>>>>>

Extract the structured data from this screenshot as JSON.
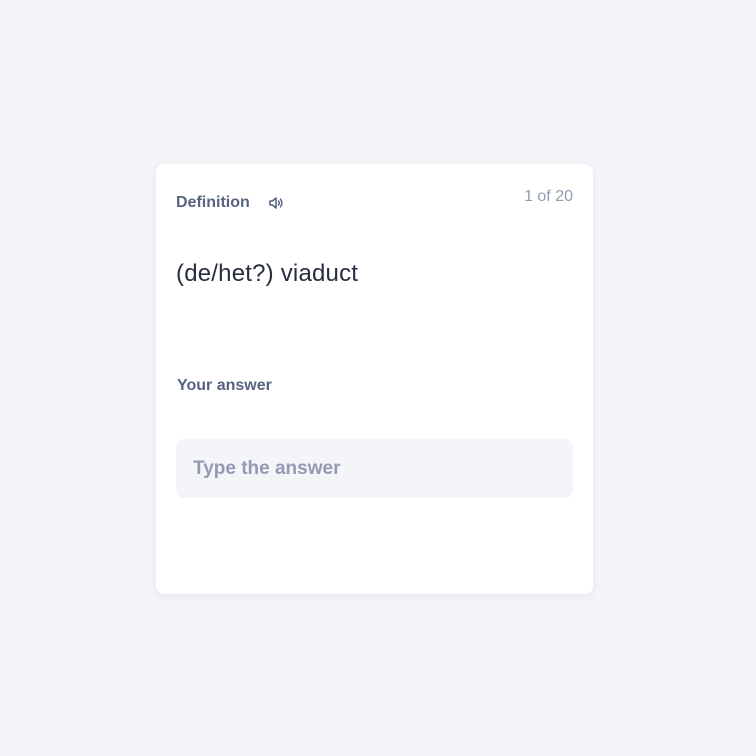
{
  "card": {
    "section_label": "Definition",
    "counter": "1 of 20",
    "term": "(de/het?) viaduct",
    "answer_label": "Your answer",
    "answer_value": "",
    "answer_placeholder": "Type the answer"
  },
  "icons": {
    "audio": "speaker-icon"
  },
  "colors": {
    "background": "#f4f5f9",
    "card": "#ffffff",
    "label": "#586380",
    "muted": "#939bb4",
    "text": "#282e3e"
  }
}
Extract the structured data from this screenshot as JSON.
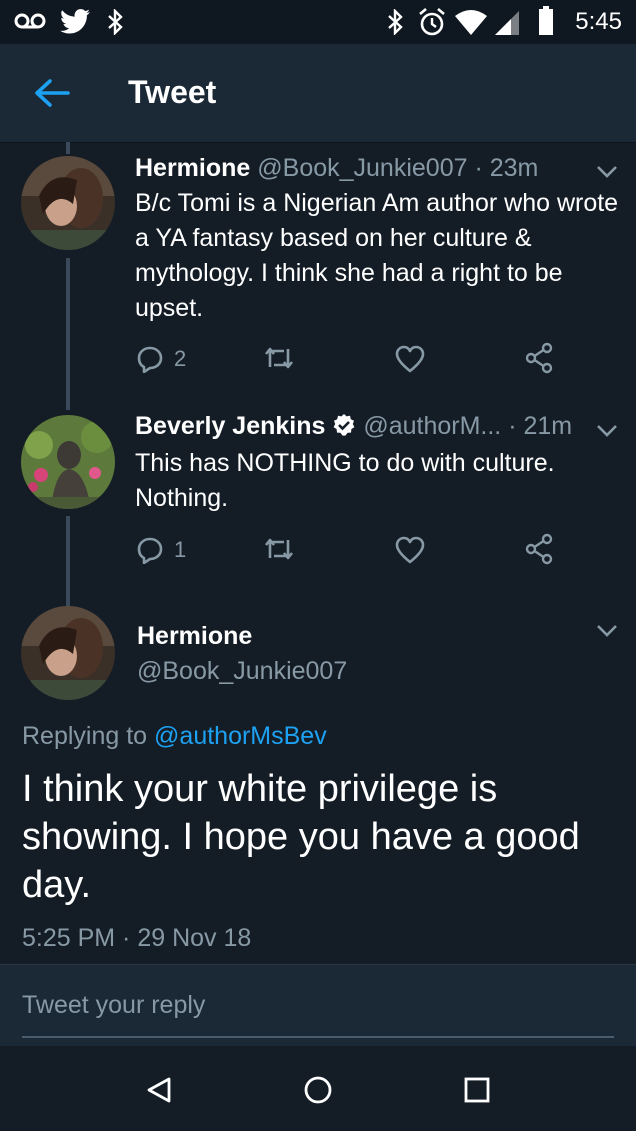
{
  "status_bar": {
    "time": "5:45",
    "icons": [
      "voicemail-icon",
      "twitter-bird-icon",
      "bluetooth-icon",
      "bluetooth-icon",
      "alarm-icon",
      "wifi-icon",
      "signal-icon",
      "battery-icon"
    ]
  },
  "header": {
    "title": "Tweet",
    "back_icon": "back-arrow-icon"
  },
  "replies": [
    {
      "name": "Hermione",
      "handle": "@Book_Junkie007",
      "time": "· 23m",
      "text": "B/c Tomi is a Nigerian Am author who wrote a YA fantasy based on her culture & mythology. I think she had a right to be upset.",
      "reply_count": "2"
    },
    {
      "name": "Beverly Jenkins",
      "verified": true,
      "handle": "@authorM...",
      "time": "· 21m",
      "text": "This has NOTHING to do with culture. Nothing.",
      "reply_count": "1"
    }
  ],
  "main_tweet": {
    "name": "Hermione",
    "handle": "@Book_Junkie007",
    "replying_prefix": "Replying to ",
    "replying_to": "@authorMsBev",
    "text": "I think your white privilege is showing. I hope you have a good day.",
    "timestamp": "5:25 PM · 29 Nov 18"
  },
  "composer": {
    "placeholder": "Tweet your reply"
  },
  "colors": {
    "background": "#141d26",
    "header": "#1b2836",
    "accent": "#1da1f2",
    "muted_text": "#8899a6"
  }
}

<<<<<

• Your task
All of the lines above should be printed exactly, minus the pictures.

• Output
Extract the structured data from this screenshot as JSON.
{
  "card": {
    "section_label": "Definition",
    "counter": "1 of 20",
    "term": "(de/het?) viaduct",
    "answer_label": "Your answer",
    "answer_value": "",
    "answer_placeholder": "Type the answer"
  },
  "icons": {
    "audio": "speaker-icon"
  },
  "colors": {
    "background": "#f4f5f9",
    "card": "#ffffff",
    "label": "#586380",
    "muted": "#939bb4",
    "text": "#282e3e"
  }
}
Extract the structured data from this screenshot as JSON.
{
  "status_bar": {
    "time": "5:45",
    "icons": [
      "voicemail-icon",
      "twitter-bird-icon",
      "bluetooth-icon",
      "bluetooth-icon",
      "alarm-icon",
      "wifi-icon",
      "signal-icon",
      "battery-icon"
    ]
  },
  "header": {
    "title": "Tweet",
    "back_icon": "back-arrow-icon"
  },
  "replies": [
    {
      "name": "Hermione",
      "handle": "@Book_Junkie007",
      "time": "· 23m",
      "text": "B/c Tomi is a Nigerian Am author who wrote a YA fantasy based on her culture & mythology. I think she had a right to be upset.",
      "reply_count": "2"
    },
    {
      "name": "Beverly Jenkins",
      "verified": true,
      "handle": "@authorM...",
      "time": "· 21m",
      "text": "This has NOTHING to do with culture. Nothing.",
      "reply_count": "1"
    }
  ],
  "main_tweet": {
    "name": "Hermione",
    "handle": "@Book_Junkie007",
    "replying_prefix": "Replying to ",
    "replying_to": "@authorMsBev",
    "text": "I think your white privilege is showing. I hope you have a good day.",
    "timestamp": "5:25 PM · 29 Nov 18"
  },
  "composer": {
    "placeholder": "Tweet your reply"
  },
  "colors": {
    "background": "#141d26",
    "header": "#1b2836",
    "accent": "#1da1f2",
    "muted_text": "#8899a6"
  }
}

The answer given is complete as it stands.